Keep the pictures out of the copy and repeat the records exactly.
* begin *
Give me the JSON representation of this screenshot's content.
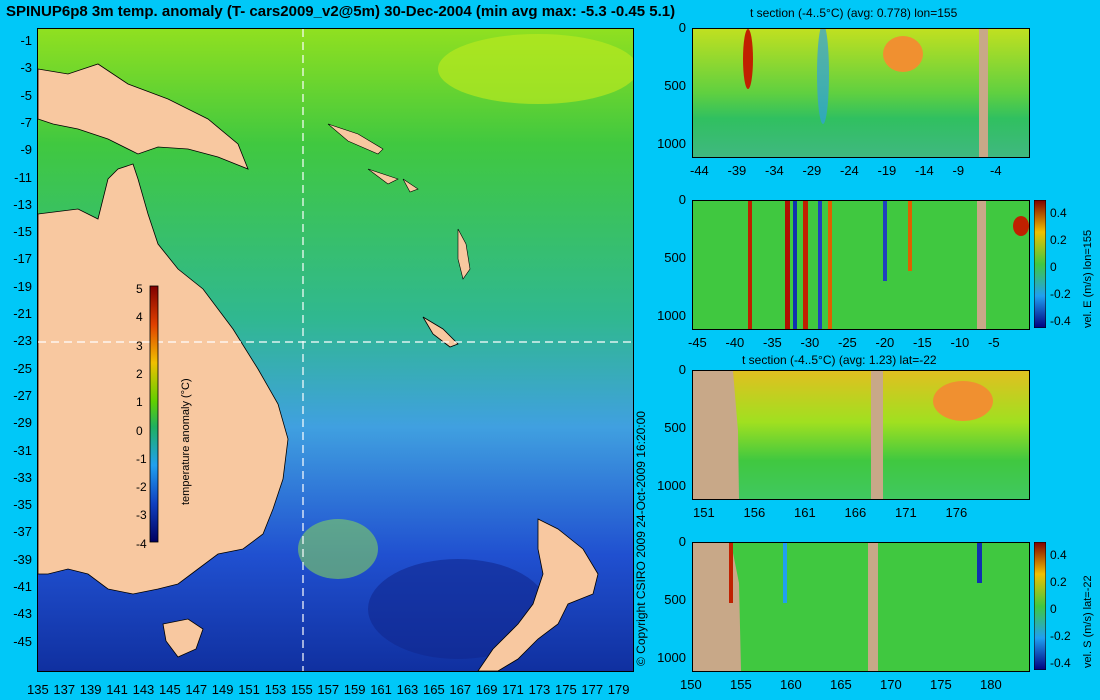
{
  "title": "SPINUP6p8 3m temp. anomaly (T- cars2009_v2@5m) 30-Dec-2004 (min avg max: -5.3 -0.45 5.1)",
  "copyright": "© Copyright CSIRO 2009   24-Oct-2009 16:20:00",
  "map": {
    "lat_ticks": [
      "-1",
      "-3",
      "-5",
      "-7",
      "-9",
      "-11",
      "-13",
      "-15",
      "-17",
      "-19",
      "-21",
      "-23",
      "-25",
      "-27",
      "-29",
      "-31",
      "-33",
      "-35",
      "-37",
      "-39",
      "-41",
      "-43",
      "-45"
    ],
    "lon_ticks": [
      "135",
      "137",
      "139",
      "141",
      "143",
      "145",
      "147",
      "149",
      "151",
      "153",
      "155",
      "157",
      "159",
      "161",
      "163",
      "165",
      "167",
      "169",
      "171",
      "173",
      "175",
      "177",
      "179"
    ],
    "section_lon": 155,
    "section_lat": -22,
    "colorbar": {
      "label": "temperature anomaly (°C)",
      "ticks": [
        "5",
        "4",
        "3",
        "2",
        "1",
        "0",
        "-1",
        "-2",
        "-3",
        "-4"
      ],
      "range": [
        -4,
        5
      ]
    }
  },
  "panels": {
    "p1": {
      "title": "t section (-4..5°C) (avg: 0.778) lon=155",
      "y_ticks": [
        "0",
        "500",
        "1000"
      ],
      "x_ticks": [
        "-44",
        "-39",
        "-34",
        "-29",
        "-24",
        "-19",
        "-14",
        "-9",
        "-4"
      ]
    },
    "p2": {
      "y_ticks": [
        "0",
        "500",
        "1000"
      ],
      "x_ticks": [
        "-45",
        "-40",
        "-35",
        "-30",
        "-25",
        "-20",
        "-15",
        "-10",
        "-5"
      ],
      "cb_label": "vel. E (m/s) lon=155",
      "cb_ticks": [
        "0.4",
        "0.2",
        "0",
        "-0.2",
        "-0.4"
      ]
    },
    "p3": {
      "title": "t section (-4..5°C) (avg: 1.23) lat=-22",
      "y_ticks": [
        "0",
        "500",
        "1000"
      ],
      "x_ticks": [
        "151",
        "156",
        "161",
        "166",
        "171",
        "176"
      ]
    },
    "p4": {
      "y_ticks": [
        "0",
        "500",
        "1000"
      ],
      "x_ticks": [
        "150",
        "155",
        "160",
        "165",
        "170",
        "175",
        "180"
      ],
      "cb_label": "vel. S (m/s) lat=-22",
      "cb_ticks": [
        "0.4",
        "0.2",
        "0",
        "-0.2",
        "-0.4"
      ]
    }
  },
  "colors": {
    "background": "#00c8f8",
    "land": "#f8c8a0",
    "section_land": "#c8a888",
    "ocean_mid": "#30c030"
  }
}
* end *
■ **COMPLETED TASK**
Give me the JSON representation of this screenshot's content.
{
  "title": "SPINUP6p8 3m temp. anomaly (T- cars2009_v2@5m) 30-Dec-2004 (min avg max: -5.3 -0.45 5.1)",
  "copyright": "© Copyright CSIRO 2009   24-Oct-2009 16:20:00",
  "map": {
    "lat_ticks": [
      "-1",
      "-3",
      "-5",
      "-7",
      "-9",
      "-11",
      "-13",
      "-15",
      "-17",
      "-19",
      "-21",
      "-23",
      "-25",
      "-27",
      "-29",
      "-31",
      "-33",
      "-35",
      "-37",
      "-39",
      "-41",
      "-43",
      "-45"
    ],
    "lon_ticks": [
      "135",
      "137",
      "139",
      "141",
      "143",
      "145",
      "147",
      "149",
      "151",
      "153",
      "155",
      "157",
      "159",
      "161",
      "163",
      "165",
      "167",
      "169",
      "171",
      "173",
      "175",
      "177",
      "179"
    ],
    "section_lon": 155,
    "section_lat": -22,
    "colorbar": {
      "label": "temperature anomaly (°C)",
      "ticks": [
        "5",
        "4",
        "3",
        "2",
        "1",
        "0",
        "-1",
        "-2",
        "-3",
        "-4"
      ],
      "range": [
        -4,
        5
      ]
    }
  },
  "panels": {
    "p1": {
      "title": "t section (-4..5°C) (avg: 0.778) lon=155",
      "y_ticks": [
        "0",
        "500",
        "1000"
      ],
      "x_ticks": [
        "-44",
        "-39",
        "-34",
        "-29",
        "-24",
        "-19",
        "-14",
        "-9",
        "-4"
      ]
    },
    "p2": {
      "y_ticks": [
        "0",
        "500",
        "1000"
      ],
      "x_ticks": [
        "-45",
        "-40",
        "-35",
        "-30",
        "-25",
        "-20",
        "-15",
        "-10",
        "-5"
      ],
      "cb_label": "vel. E (m/s) lon=155",
      "cb_ticks": [
        "0.4",
        "0.2",
        "0",
        "-0.2",
        "-0.4"
      ]
    },
    "p3": {
      "title": "t section (-4..5°C) (avg: 1.23) lat=-22",
      "y_ticks": [
        "0",
        "500",
        "1000"
      ],
      "x_ticks": [
        "151",
        "156",
        "161",
        "166",
        "171",
        "176"
      ]
    },
    "p4": {
      "y_ticks": [
        "0",
        "500",
        "1000"
      ],
      "x_ticks": [
        "150",
        "155",
        "160",
        "165",
        "170",
        "175",
        "180"
      ],
      "cb_label": "vel. S (m/s) lat=-22",
      "cb_ticks": [
        "0.4",
        "0.2",
        "0",
        "-0.2",
        "-0.4"
      ]
    }
  },
  "colors": {
    "background": "#00c8f8",
    "land": "#f8c8a0",
    "section_land": "#c8a888",
    "ocean_mid": "#30c030"
  }
}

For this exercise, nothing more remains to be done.